> _PROBLEM TO WORK ON_: Transcribe the entries that follow, word for word.

> _DATA IN THIS EXERCISE_:
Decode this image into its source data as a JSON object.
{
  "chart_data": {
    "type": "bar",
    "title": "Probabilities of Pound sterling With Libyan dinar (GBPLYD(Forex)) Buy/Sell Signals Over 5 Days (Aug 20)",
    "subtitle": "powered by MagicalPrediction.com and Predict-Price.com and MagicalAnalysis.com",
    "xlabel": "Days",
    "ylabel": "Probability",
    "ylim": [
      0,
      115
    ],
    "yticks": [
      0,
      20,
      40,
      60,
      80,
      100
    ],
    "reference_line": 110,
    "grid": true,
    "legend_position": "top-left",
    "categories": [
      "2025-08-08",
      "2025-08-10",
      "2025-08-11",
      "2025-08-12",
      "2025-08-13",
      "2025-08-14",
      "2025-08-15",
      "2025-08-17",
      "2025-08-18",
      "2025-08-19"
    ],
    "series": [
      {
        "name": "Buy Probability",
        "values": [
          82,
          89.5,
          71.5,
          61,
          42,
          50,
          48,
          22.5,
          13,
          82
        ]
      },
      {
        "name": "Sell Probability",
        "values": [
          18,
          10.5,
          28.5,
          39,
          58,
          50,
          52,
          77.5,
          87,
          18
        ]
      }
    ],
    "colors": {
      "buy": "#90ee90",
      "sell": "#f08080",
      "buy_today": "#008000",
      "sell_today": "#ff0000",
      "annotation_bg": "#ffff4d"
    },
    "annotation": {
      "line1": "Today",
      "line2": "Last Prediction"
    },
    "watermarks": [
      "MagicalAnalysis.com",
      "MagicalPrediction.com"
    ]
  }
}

> _EXERCISE ANSWER_:
Decode this image into its source data as a JSON object.
{
  "chart_data": {
    "type": "bar",
    "title": "Probabilities of Pound sterling With Libyan dinar (GBPLYD(Forex)) Buy/Sell Signals Over 5 Days (Aug 20)",
    "subtitle": "powered by MagicalPrediction.com and Predict-Price.com and MagicalAnalysis.com",
    "xlabel": "Days",
    "ylabel": "Probability",
    "ylim": [
      0,
      115
    ],
    "yticks": [
      0,
      20,
      40,
      60,
      80,
      100
    ],
    "reference_line": 110,
    "grid": true,
    "legend_position": "top-left",
    "categories": [
      "2025-08-08",
      "2025-08-10",
      "2025-08-11",
      "2025-08-12",
      "2025-08-13",
      "2025-08-14",
      "2025-08-15",
      "2025-08-17",
      "2025-08-18",
      "2025-08-19"
    ],
    "series": [
      {
        "name": "Buy Probability",
        "values": [
          82,
          89.5,
          71.5,
          61,
          42,
          50,
          48,
          22.5,
          13,
          82
        ]
      },
      {
        "name": "Sell Probability",
        "values": [
          18,
          10.5,
          28.5,
          39,
          58,
          50,
          52,
          77.5,
          87,
          18
        ]
      }
    ],
    "colors": {
      "buy": "#90ee90",
      "sell": "#f08080",
      "buy_today": "#008000",
      "sell_today": "#ff0000",
      "annotation_bg": "#ffff4d"
    },
    "annotation": {
      "line1": "Today",
      "line2": "Last Prediction"
    },
    "watermarks": [
      "MagicalAnalysis.com",
      "MagicalPrediction.com"
    ]
  }
}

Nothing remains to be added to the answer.